_Records shown_:
»»
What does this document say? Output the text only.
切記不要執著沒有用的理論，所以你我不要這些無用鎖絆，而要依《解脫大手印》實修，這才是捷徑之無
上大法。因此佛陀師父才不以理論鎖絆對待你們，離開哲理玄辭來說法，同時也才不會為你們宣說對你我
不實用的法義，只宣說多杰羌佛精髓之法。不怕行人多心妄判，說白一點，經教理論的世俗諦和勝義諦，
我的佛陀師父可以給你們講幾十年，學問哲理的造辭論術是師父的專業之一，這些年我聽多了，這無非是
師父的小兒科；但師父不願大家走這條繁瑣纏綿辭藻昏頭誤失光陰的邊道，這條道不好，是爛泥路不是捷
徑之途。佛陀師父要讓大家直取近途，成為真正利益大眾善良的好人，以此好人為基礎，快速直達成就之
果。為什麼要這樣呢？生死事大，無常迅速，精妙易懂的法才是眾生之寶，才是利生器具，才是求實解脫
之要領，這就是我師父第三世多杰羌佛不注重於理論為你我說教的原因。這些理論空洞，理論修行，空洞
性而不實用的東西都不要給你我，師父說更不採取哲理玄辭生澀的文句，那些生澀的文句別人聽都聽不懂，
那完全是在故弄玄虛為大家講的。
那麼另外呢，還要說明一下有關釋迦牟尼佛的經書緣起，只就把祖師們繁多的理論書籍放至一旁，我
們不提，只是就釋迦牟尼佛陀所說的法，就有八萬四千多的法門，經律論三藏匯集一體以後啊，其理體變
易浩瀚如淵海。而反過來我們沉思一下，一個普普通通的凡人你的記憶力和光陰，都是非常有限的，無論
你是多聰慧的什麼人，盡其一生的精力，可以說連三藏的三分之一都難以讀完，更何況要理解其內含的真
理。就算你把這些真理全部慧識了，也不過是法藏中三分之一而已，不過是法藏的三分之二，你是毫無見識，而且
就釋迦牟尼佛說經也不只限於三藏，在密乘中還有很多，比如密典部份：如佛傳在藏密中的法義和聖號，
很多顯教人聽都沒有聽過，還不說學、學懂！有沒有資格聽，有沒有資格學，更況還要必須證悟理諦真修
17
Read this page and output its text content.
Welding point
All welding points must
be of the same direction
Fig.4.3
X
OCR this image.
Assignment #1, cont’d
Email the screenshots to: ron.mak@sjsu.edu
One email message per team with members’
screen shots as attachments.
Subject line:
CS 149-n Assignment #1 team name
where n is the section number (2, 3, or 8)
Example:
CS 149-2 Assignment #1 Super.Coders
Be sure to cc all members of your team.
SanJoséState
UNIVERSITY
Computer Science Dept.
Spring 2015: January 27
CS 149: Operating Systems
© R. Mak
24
««
Print again each line of the listing above, exactly as it appears.

_Result below_:
What does this document say? Output the text only.
切記不要執著沒有用的理論，所以你我不要這些無用鎖絆，而要依《解脫大手印》實修，這才是捷徑之無
上大法。因此佛陀師父才不以理論鎖絆對待你們，離開哲理玄辭來說法，同時也才不會為你們宣說對你我
不實用的法義，只宣說多杰羌佛精髓之法。不怕行人多心妄判，說白一點，經教理論的世俗諦和勝義諦，
我的佛陀師父可以給你們講幾十年，學問哲理的造辭論術是師父的專業之一，這些年我聽多了，這無非是
師父的小兒科；但師父不願大家走這條繁瑣纏綿辭藻昏頭誤失光陰的邊道，這條道不好，是爛泥路不是捷
徑之途。佛陀師父要讓大家直取近途，成為真正利益大眾善良的好人，以此好人為基礎，快速直達成就之
果。為什麼要這樣呢？生死事大，無常迅速，精妙易懂的法才是眾生之寶，才是利生器具，才是求實解脫
之要領，這就是我師父第三世多杰羌佛不注重於理論為你我說教的原因。這些理論空洞，理論修行，空洞
性而不實用的東西都不要給你我，師父說更不採取哲理玄辭生澀的文句，那些生澀的文句別人聽都聽不懂，
那完全是在故弄玄虛為大家講的。
那麼另外呢，還要說明一下有關釋迦牟尼佛的經書緣起，只就把祖師們繁多的理論書籍放至一旁，我
們不提，只是就釋迦牟尼佛陀所說的法，就有八萬四千多的法門，經律論三藏匯集一體以後啊，其理體變
易浩瀚如淵海。而反過來我們沉思一下，一個普普通通的凡人你的記憶力和光陰，都是非常有限的，無論
你是多聰慧的什麼人，盡其一生的精力，可以說連三藏的三分之一都難以讀完，更何況要理解其內含的真
理。就算你把這些真理全部慧識了，也不過是法藏中三分之一而已，不過是法藏的三分之二，你是毫無見識，而且
就釋迦牟尼佛說經也不只限於三藏，在密乘中還有很多，比如密典部份：如佛傳在藏密中的法義和聖號，
很多顯教人聽都沒有聽過，還不說學、學懂！有沒有資格聽，有沒有資格學，更況還要必須證悟理諦真修
17
Read this page and output its text content.
Welding point
All welding points must
be of the same direction
Fig.4.3
X
OCR this image.
Assignment #1, cont’d
Email the screenshots to: ron.mak@sjsu.edu
One email message per team with members’
screen shots as attachments.
Subject line:
CS 149-n Assignment #1 team name
where n is the section number (2, 3, or 8)
Example:
CS 149-2 Assignment #1 Super.Coders
Be sure to cc all members of your team.
SanJoséState
UNIVERSITY
Computer Science Dept.
Spring 2015: January 27
CS 149: Operating Systems
© R. Mak
24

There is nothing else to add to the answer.